[Data to use — start]

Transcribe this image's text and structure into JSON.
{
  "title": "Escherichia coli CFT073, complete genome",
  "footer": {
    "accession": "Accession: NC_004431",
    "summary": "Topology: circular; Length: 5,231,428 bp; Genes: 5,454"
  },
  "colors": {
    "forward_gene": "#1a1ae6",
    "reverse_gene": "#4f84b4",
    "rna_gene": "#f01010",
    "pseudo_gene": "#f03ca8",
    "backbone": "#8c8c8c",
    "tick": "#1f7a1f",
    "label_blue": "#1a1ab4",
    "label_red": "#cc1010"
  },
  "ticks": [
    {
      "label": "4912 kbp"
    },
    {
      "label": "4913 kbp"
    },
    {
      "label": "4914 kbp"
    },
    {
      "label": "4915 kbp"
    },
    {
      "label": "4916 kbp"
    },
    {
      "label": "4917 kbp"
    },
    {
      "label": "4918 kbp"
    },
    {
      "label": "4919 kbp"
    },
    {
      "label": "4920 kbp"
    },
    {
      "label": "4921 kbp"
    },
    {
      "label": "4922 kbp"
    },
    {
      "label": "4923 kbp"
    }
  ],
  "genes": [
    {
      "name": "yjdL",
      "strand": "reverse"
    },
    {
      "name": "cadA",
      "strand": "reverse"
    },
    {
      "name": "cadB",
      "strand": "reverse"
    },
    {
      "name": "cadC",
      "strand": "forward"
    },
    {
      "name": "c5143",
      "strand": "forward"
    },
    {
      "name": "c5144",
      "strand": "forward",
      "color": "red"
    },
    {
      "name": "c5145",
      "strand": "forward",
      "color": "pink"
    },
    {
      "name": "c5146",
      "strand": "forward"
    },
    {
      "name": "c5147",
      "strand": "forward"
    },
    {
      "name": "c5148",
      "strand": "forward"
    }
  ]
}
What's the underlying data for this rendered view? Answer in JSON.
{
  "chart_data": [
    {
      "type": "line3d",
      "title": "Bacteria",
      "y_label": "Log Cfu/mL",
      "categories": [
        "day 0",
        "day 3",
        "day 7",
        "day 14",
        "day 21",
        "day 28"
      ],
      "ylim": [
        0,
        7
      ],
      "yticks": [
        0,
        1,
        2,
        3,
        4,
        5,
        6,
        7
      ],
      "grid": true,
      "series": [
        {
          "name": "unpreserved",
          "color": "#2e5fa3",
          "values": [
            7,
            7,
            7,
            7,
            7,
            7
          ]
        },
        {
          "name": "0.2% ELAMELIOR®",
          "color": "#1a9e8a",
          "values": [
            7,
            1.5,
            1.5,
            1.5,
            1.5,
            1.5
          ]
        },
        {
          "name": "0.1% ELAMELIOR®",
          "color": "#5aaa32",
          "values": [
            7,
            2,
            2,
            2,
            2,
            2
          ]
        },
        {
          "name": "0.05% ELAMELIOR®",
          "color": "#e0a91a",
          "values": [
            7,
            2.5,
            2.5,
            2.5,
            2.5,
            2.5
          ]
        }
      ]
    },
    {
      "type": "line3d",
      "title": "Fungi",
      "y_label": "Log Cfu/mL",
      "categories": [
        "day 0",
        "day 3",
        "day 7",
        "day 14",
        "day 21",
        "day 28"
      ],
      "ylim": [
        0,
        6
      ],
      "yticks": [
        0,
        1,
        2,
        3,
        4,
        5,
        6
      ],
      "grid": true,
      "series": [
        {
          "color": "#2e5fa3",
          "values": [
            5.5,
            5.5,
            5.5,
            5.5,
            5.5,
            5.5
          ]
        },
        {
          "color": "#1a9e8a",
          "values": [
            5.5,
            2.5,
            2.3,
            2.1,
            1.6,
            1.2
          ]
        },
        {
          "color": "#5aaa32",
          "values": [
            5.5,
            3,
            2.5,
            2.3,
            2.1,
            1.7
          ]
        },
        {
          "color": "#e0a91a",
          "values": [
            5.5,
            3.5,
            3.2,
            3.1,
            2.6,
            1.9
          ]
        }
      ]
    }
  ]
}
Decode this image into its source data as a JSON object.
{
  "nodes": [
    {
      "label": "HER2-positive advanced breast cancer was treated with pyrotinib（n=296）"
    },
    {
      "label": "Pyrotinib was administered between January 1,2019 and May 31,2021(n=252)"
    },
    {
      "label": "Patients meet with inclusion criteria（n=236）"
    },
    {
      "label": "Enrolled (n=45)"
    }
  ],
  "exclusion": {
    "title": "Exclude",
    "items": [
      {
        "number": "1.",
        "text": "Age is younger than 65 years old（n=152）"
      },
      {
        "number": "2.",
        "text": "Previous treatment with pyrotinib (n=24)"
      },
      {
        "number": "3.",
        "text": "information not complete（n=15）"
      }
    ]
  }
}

[Data to use — finish]

* [Task description]: Scan the data above for the string "this" and copy each line where it appears.

* [Task answer]:
Transcribe this image's text and structure into JSON.
What's the underlying data for this rendered view? Answer in JSON.
Decode this image into its source data as a JSON object.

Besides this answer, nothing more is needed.